(Stored data entries)
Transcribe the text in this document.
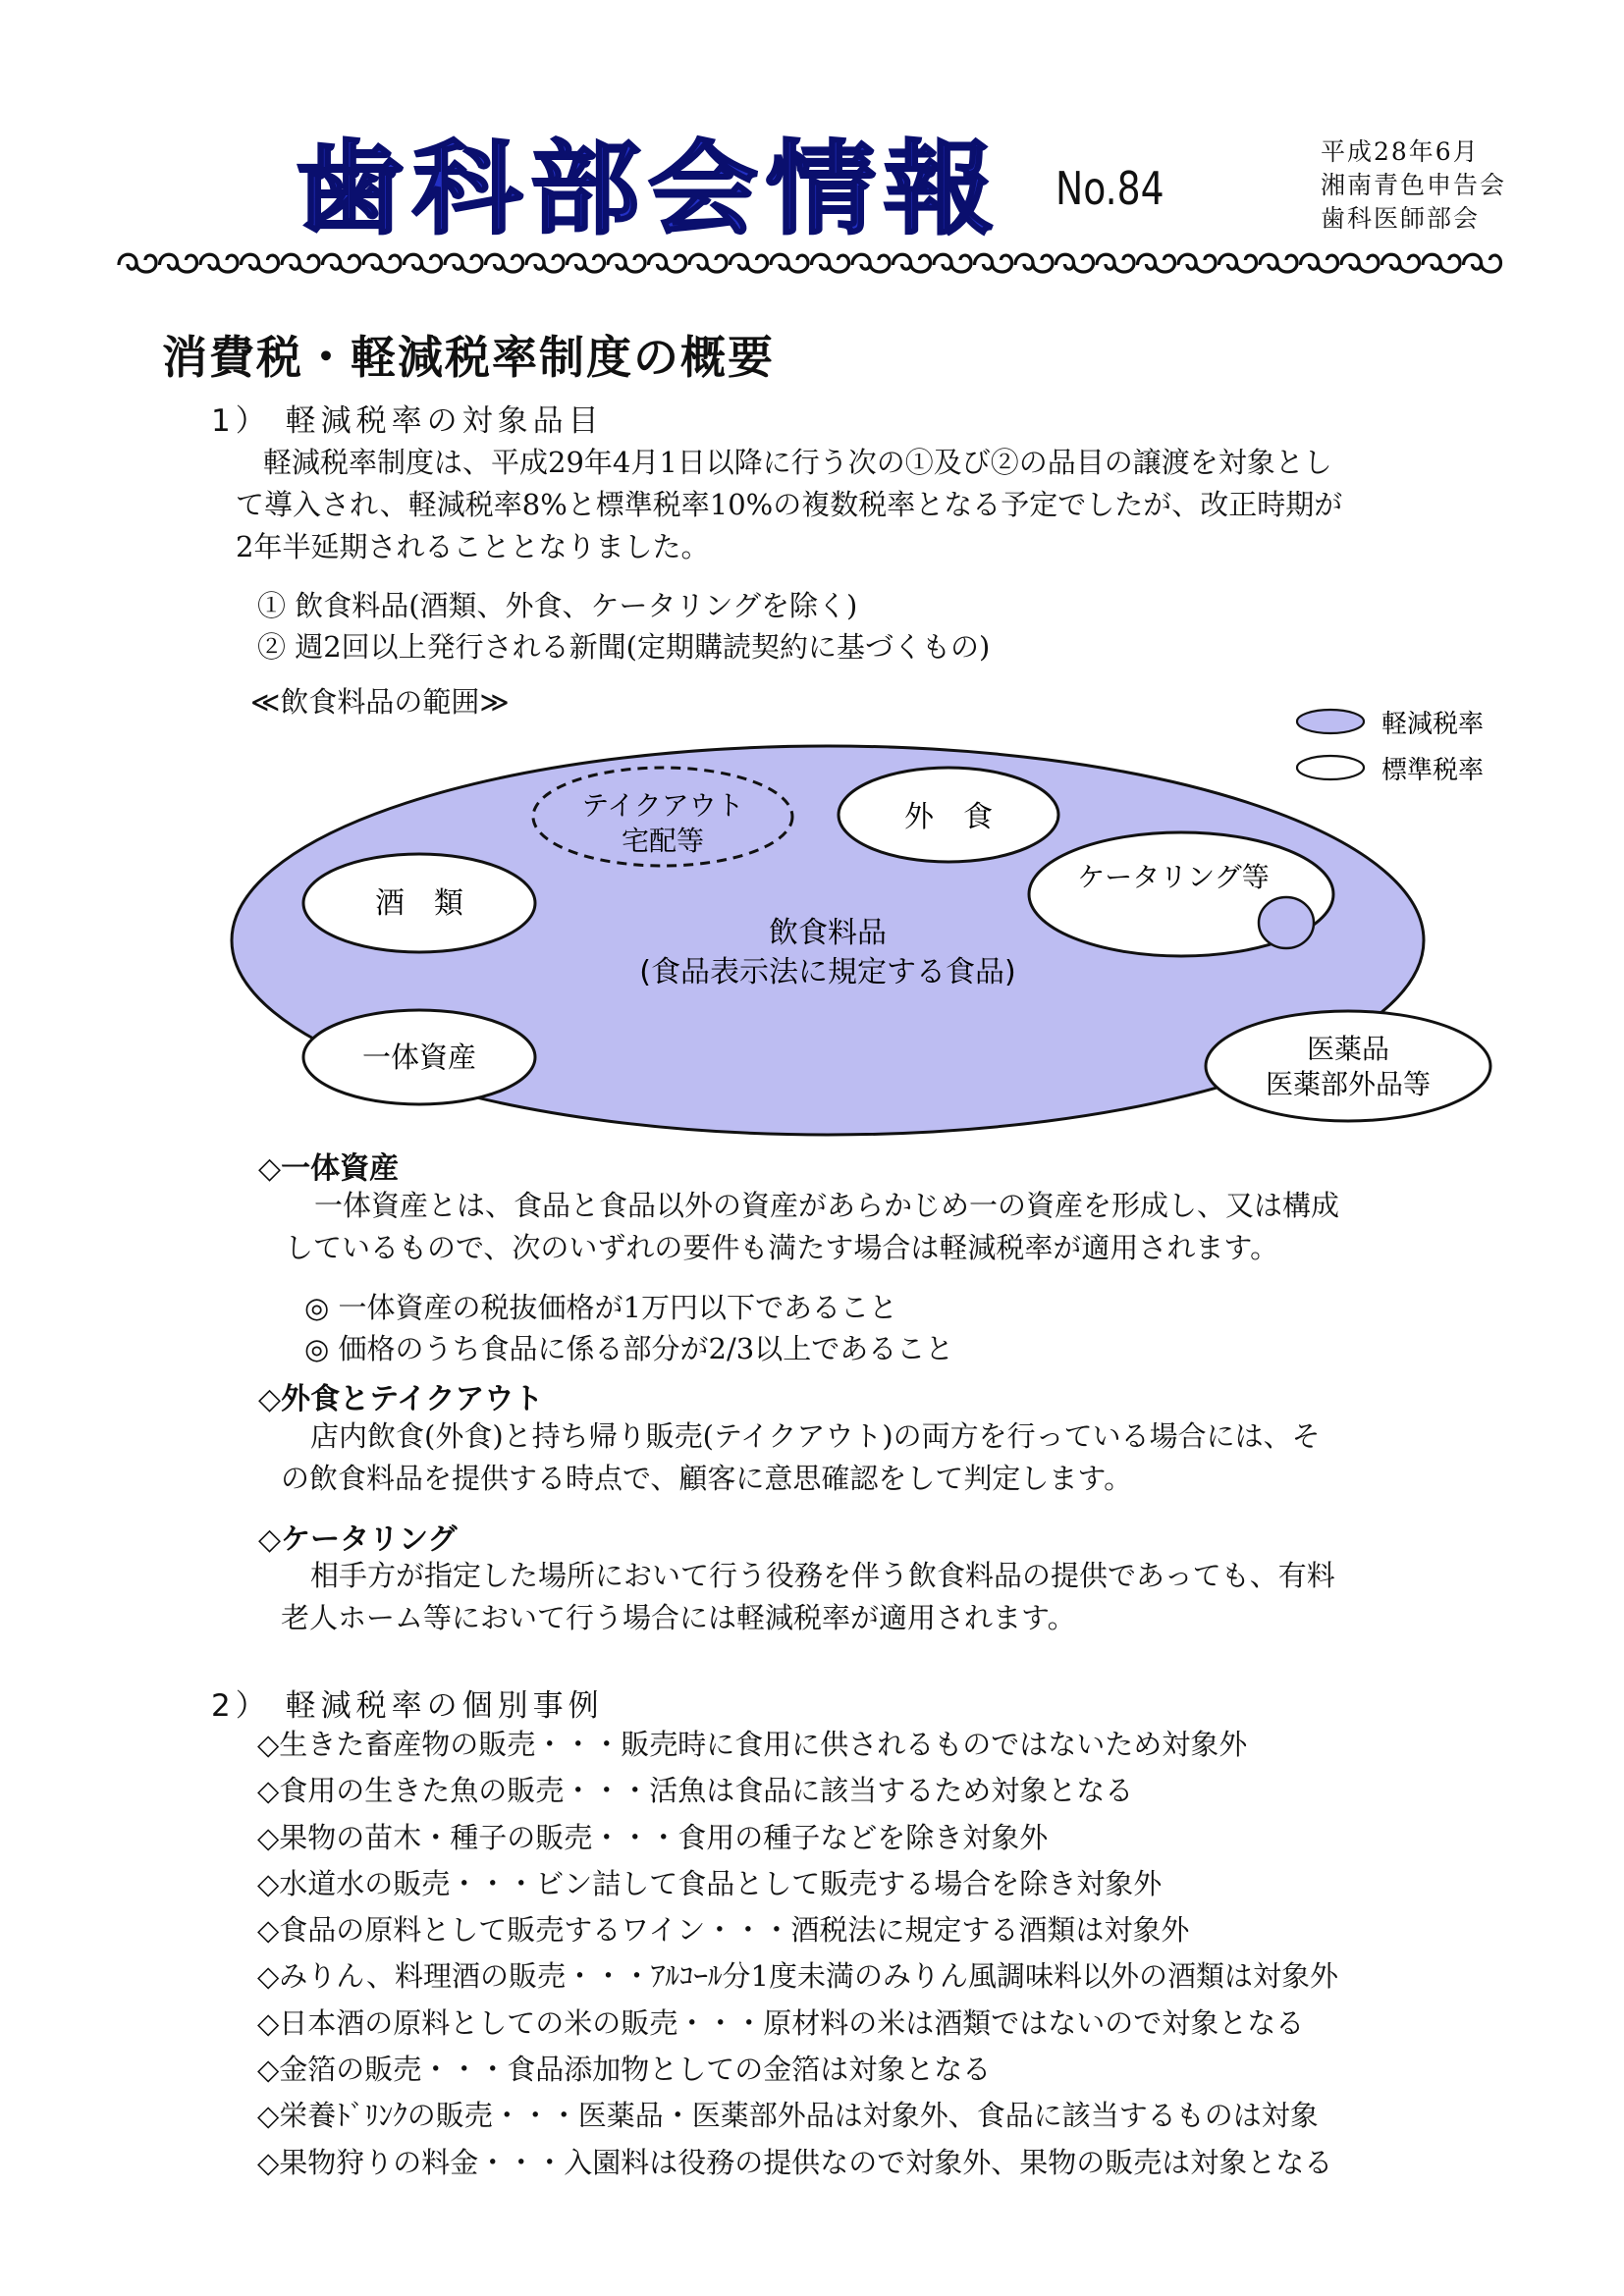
歯科部会情報 No.84
平成28年6月
湘南青色申告会
歯科医師部会
消費税・軽減税率制度の概要
1） 軽減税率の対象品目
軽減税率制度は、平成29年4月1日以降に行う次の①及び②の品目の譲渡を対象とし
て導入され、軽減税率8%と標準税率10%の複数税率となる予定でしたが、改正時期が
2年半延期されることとなりました。
① 飲食料品(酒類、外食、ケータリングを除く)
② 週2回以上発行される新聞(定期購読契約に基づくもの)
≪飲食料品の範囲≫
軽減税率
標準税率
飲食料品
(食品表示法に規定する食品)
テイクアウト
宅配等
外　食
酒　類
ケータリング等
一体資産	医薬品
医薬部外品等
◇一体資産
一体資産とは、食品と食品以外の資産があらかじめ一の資産を形成し、又は構成
しているもので、次のいずれの要件も満たす場合は軽減税率が適用されます。
◎ 一体資産の税抜価格が1万円以下であること
◎ 価格のうち食品に係る部分が2/3以上であること
◇外食とテイクアウト
店内飲食(外食)と持ち帰り販売(テイクアウト)の両方を行っている場合には、そ
の飲食料品を提供する時点で、顧客に意思確認をして判定します。
◇ケータリング
相手方が指定した場所において行う役務を伴う飲食料品の提供であっても、有料
老人ホーム等において行う場合には軽減税率が適用されます。
2） 軽減税率の個別事例
◇生きた畜産物の販売・・・販売時に食用に供されるものではないため対象外
◇食用の生きた魚の販売・・・活魚は食品に該当するため対象となる
◇果物の苗木・種子の販売・・・食用の種子などを除き対象外
◇水道水の販売・・・ビン詰して食品として販売する場合を除き対象外
◇食品の原料として販売するワイン・・・酒税法に規定する酒類は対象外
◇みりん、料理酒の販売・・・ｱﾙｺｰﾙ分1度未満のみりん風調味料以外の酒類は対象外
◇日本酒の原料としての米の販売・・・原材料の米は酒類ではないので対象となる
◇金箔の販売・・・食品添加物としての金箔は対象となる
◇栄養ﾄﾞﾘﾝｸの販売・・・医薬品・医薬部外品は対象外、食品に該当するものは対象
◇果物狩りの料金・・・入園料は役務の提供なので対象外、果物の販売は対象となる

*INSTRUCTIONS TO FOLLOW*: Make an exact copy of the records shown above, without the pictures.

*ANSWER TO THIS TASK*:
Transcribe the text in this document.
歯科部会情報 No.84
平成28年6月
湘南青色申告会
歯科医師部会
消費税・軽減税率制度の概要
1） 軽減税率の対象品目
軽減税率制度は、平成29年4月1日以降に行う次の①及び②の品目の譲渡を対象とし
て導入され、軽減税率8%と標準税率10%の複数税率となる予定でしたが、改正時期が
2年半延期されることとなりました。
① 飲食料品(酒類、外食、ケータリングを除く)
② 週2回以上発行される新聞(定期購読契約に基づくもの)
≪飲食料品の範囲≫
軽減税率
標準税率
飲食料品
(食品表示法に規定する食品)
テイクアウト
宅配等
外　食
酒　類
ケータリング等
一体資産	医薬品
医薬部外品等
◇一体資産
一体資産とは、食品と食品以外の資産があらかじめ一の資産を形成し、又は構成
しているもので、次のいずれの要件も満たす場合は軽減税率が適用されます。
◎ 一体資産の税抜価格が1万円以下であること
◎ 価格のうち食品に係る部分が2/3以上であること
◇外食とテイクアウト
店内飲食(外食)と持ち帰り販売(テイクアウト)の両方を行っている場合には、そ
の飲食料品を提供する時点で、顧客に意思確認をして判定します。
◇ケータリング
相手方が指定した場所において行う役務を伴う飲食料品の提供であっても、有料
老人ホーム等において行う場合には軽減税率が適用されます。
2） 軽減税率の個別事例
◇生きた畜産物の販売・・・販売時に食用に供されるものではないため対象外
◇食用の生きた魚の販売・・・活魚は食品に該当するため対象となる
◇果物の苗木・種子の販売・・・食用の種子などを除き対象外
◇水道水の販売・・・ビン詰して食品として販売する場合を除き対象外
◇食品の原料として販売するワイン・・・酒税法に規定する酒類は対象外
◇みりん、料理酒の販売・・・ｱﾙｺｰﾙ分1度未満のみりん風調味料以外の酒類は対象外
◇日本酒の原料としての米の販売・・・原材料の米は酒類ではないので対象となる
◇金箔の販売・・・食品添加物としての金箔は対象となる
◇栄養ﾄﾞﾘﾝｸの販売・・・医薬品・医薬部外品は対象外、食品に該当するものは対象
◇果物狩りの料金・・・入園料は役務の提供なので対象外、果物の販売は対象となる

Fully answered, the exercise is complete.